GIVEN REQUEST
From the entries below, say how many lines carry the word "that", and give nothing but the number.

(Stored data entries)
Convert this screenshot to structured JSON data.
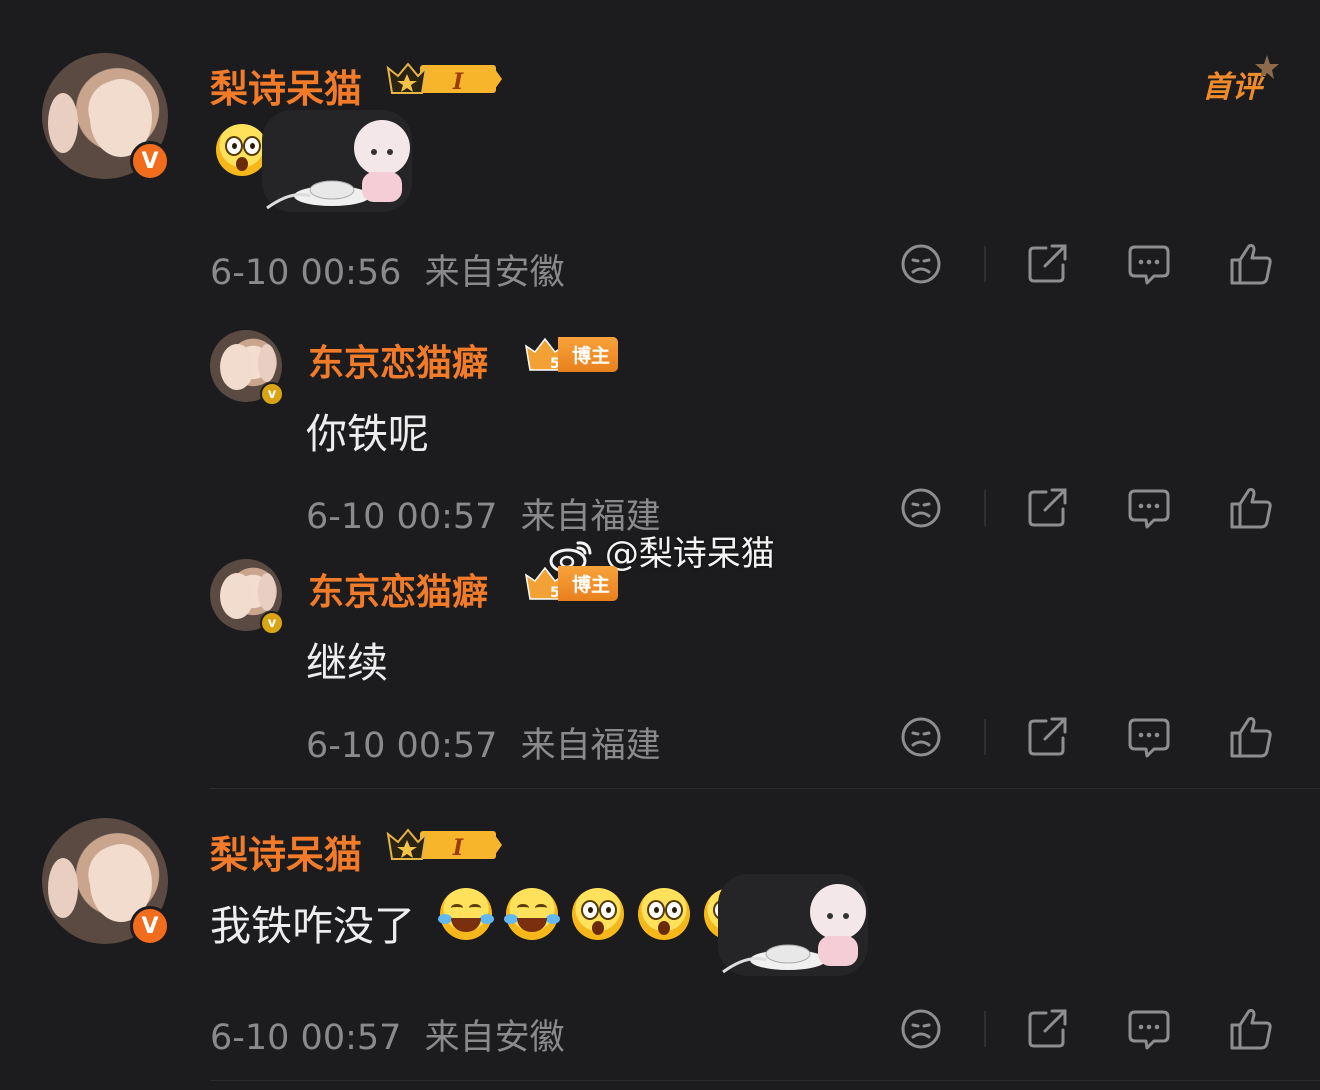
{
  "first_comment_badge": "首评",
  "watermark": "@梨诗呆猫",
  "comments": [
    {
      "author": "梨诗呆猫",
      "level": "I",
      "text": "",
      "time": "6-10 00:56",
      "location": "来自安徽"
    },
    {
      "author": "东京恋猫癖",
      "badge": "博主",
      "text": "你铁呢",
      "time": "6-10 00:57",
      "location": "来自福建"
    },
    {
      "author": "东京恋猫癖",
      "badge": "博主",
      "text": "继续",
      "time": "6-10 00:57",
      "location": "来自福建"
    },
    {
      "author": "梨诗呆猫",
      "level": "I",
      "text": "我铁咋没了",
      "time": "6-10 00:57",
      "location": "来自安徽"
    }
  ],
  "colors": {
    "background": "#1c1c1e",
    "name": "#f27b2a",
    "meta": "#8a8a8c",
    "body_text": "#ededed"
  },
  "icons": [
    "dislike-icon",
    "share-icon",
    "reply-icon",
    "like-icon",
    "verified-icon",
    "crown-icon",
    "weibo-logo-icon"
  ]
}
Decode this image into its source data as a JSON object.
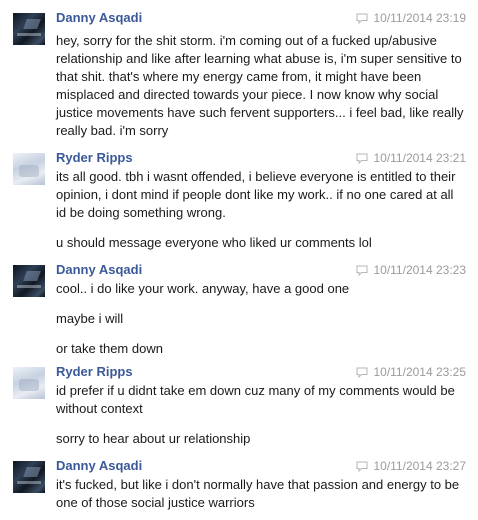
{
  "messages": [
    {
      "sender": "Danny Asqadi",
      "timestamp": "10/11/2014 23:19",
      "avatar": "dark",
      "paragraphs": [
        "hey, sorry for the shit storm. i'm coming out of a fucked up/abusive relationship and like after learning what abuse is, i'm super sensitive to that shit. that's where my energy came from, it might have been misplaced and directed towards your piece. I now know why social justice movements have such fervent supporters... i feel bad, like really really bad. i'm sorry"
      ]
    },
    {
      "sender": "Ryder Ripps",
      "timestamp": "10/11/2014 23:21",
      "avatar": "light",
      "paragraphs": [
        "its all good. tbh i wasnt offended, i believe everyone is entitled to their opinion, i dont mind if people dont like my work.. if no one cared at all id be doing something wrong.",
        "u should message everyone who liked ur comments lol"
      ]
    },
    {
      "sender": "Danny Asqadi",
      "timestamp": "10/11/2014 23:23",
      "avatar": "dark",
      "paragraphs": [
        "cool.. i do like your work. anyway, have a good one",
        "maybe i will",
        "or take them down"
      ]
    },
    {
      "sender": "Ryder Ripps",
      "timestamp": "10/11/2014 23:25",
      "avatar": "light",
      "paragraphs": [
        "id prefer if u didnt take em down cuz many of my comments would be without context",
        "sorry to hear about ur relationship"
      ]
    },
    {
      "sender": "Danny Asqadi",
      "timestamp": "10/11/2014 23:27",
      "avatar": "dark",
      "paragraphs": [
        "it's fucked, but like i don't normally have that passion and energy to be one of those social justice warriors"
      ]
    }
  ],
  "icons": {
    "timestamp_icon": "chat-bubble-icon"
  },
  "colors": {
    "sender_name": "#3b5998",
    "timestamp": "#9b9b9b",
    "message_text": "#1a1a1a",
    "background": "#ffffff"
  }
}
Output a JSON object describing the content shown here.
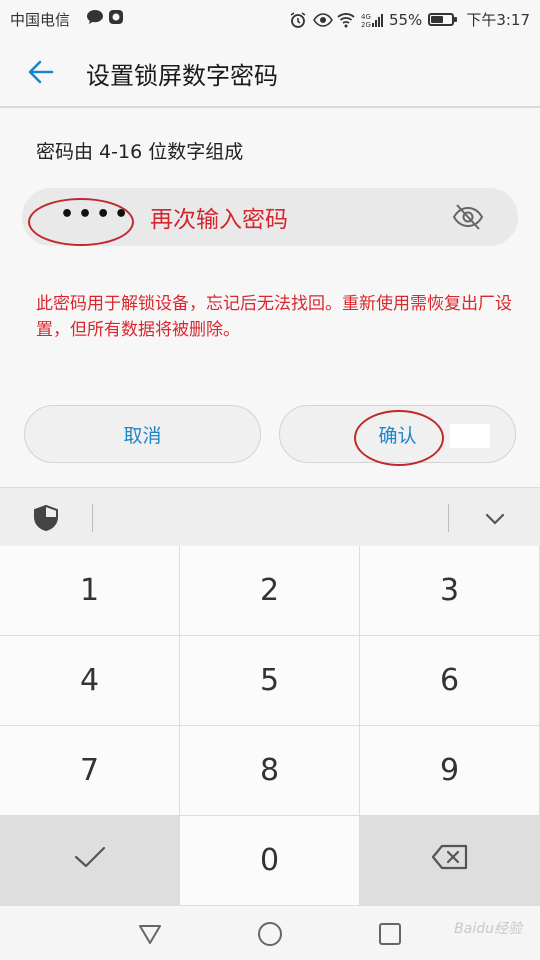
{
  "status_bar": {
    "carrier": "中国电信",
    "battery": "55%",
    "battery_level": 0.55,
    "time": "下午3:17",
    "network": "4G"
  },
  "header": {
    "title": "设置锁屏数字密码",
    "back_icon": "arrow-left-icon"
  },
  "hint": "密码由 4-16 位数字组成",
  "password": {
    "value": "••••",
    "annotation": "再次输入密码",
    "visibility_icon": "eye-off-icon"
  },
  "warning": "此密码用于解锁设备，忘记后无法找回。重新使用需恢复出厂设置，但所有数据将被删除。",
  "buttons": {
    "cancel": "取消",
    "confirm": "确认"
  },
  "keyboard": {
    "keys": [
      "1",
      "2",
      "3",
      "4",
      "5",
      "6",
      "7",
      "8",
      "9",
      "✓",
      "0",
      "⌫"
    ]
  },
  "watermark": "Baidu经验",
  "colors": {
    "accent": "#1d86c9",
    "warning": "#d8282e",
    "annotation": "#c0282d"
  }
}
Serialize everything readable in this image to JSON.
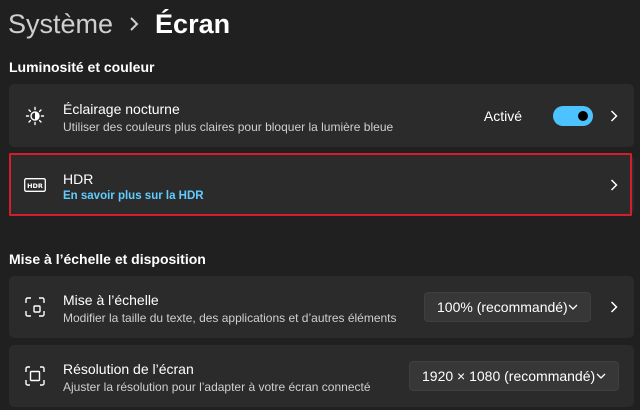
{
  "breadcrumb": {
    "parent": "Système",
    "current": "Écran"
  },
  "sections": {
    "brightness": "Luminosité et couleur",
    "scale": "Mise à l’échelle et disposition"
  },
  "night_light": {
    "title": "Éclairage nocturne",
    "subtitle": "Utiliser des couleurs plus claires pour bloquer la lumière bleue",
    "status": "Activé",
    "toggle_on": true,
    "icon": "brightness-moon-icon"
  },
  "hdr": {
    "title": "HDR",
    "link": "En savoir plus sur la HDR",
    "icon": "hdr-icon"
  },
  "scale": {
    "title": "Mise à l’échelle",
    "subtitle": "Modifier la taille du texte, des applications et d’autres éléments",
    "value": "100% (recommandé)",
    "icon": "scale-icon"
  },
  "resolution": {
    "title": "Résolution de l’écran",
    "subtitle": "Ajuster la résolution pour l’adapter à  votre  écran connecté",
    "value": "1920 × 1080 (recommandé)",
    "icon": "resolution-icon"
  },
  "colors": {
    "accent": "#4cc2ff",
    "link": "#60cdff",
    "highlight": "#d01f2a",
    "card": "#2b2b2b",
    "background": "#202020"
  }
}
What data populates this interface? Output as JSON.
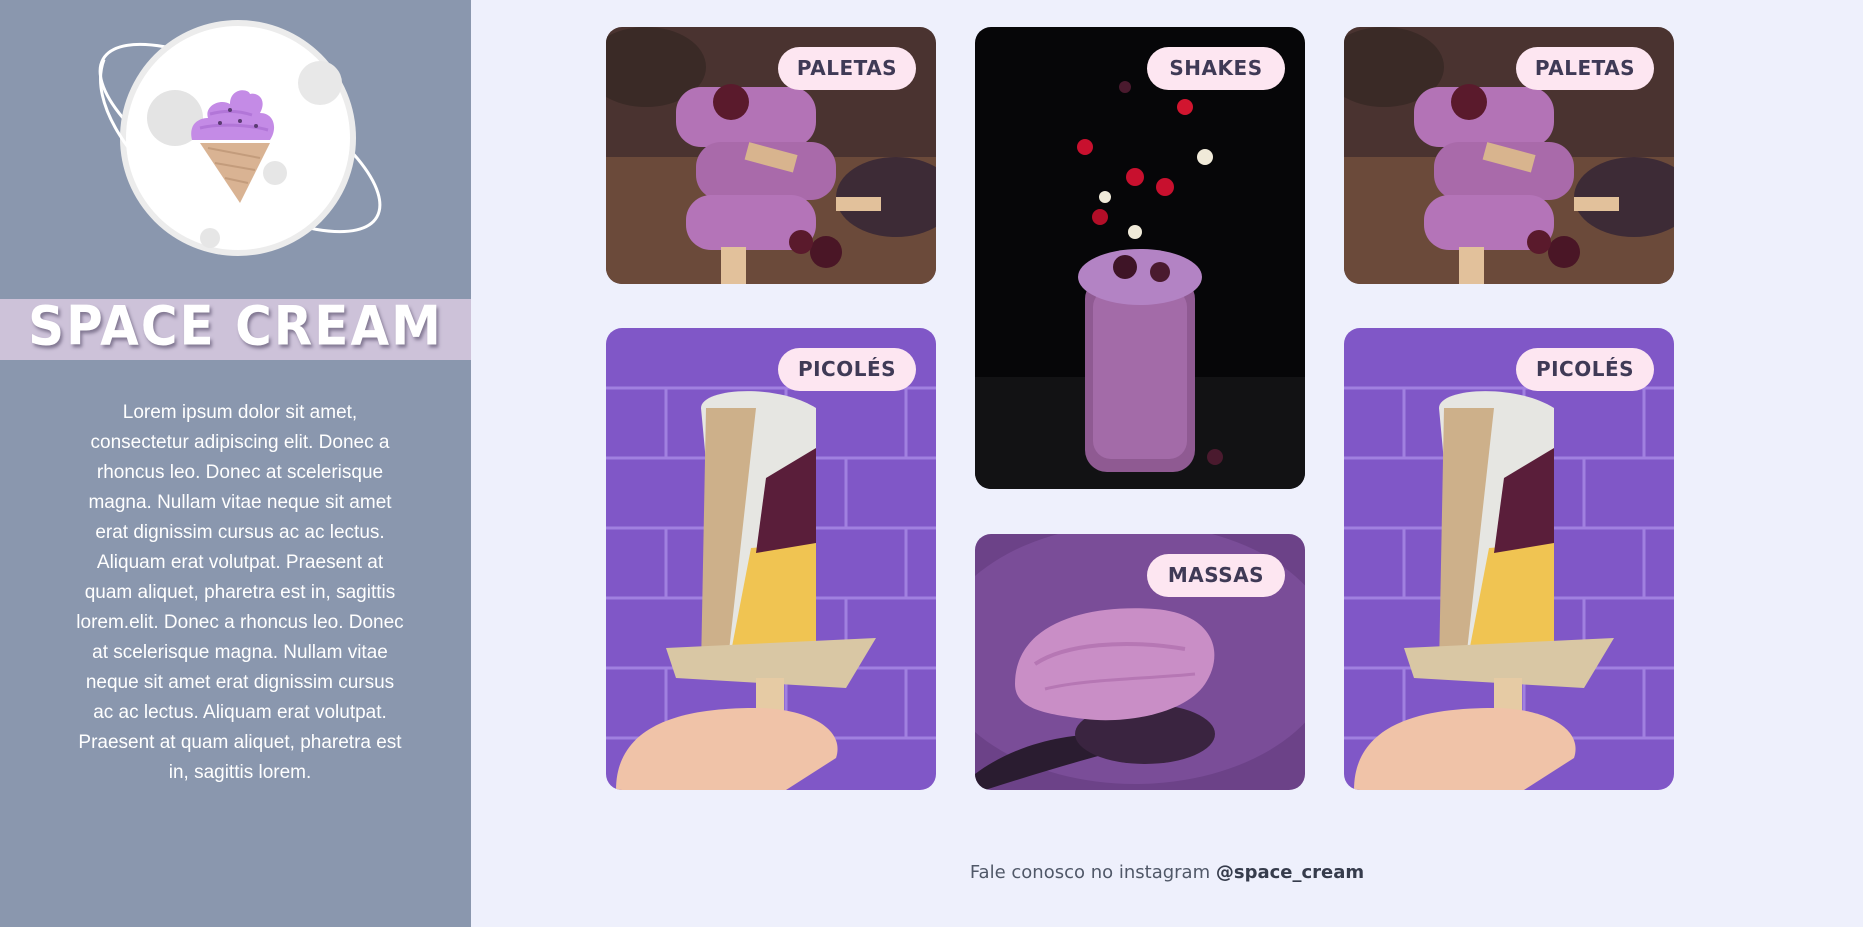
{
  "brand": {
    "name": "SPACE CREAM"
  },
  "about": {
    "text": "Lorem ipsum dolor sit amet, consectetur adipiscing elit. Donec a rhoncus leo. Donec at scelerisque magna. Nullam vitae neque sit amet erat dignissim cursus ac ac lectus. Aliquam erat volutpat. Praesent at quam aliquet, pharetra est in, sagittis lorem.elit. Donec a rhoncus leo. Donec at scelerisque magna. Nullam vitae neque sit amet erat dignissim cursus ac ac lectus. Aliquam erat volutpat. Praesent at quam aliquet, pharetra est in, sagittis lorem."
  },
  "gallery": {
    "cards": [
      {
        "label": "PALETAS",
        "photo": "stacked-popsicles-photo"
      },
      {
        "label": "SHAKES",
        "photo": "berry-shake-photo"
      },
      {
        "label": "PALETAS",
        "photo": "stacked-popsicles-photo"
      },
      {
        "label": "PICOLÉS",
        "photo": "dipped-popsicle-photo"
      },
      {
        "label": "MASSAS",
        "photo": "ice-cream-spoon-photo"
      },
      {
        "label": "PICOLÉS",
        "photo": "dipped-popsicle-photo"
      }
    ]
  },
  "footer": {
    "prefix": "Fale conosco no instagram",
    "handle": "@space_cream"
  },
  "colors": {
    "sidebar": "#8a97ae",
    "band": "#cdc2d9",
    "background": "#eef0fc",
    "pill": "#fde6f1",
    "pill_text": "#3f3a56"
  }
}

FINISHED ANSWER
2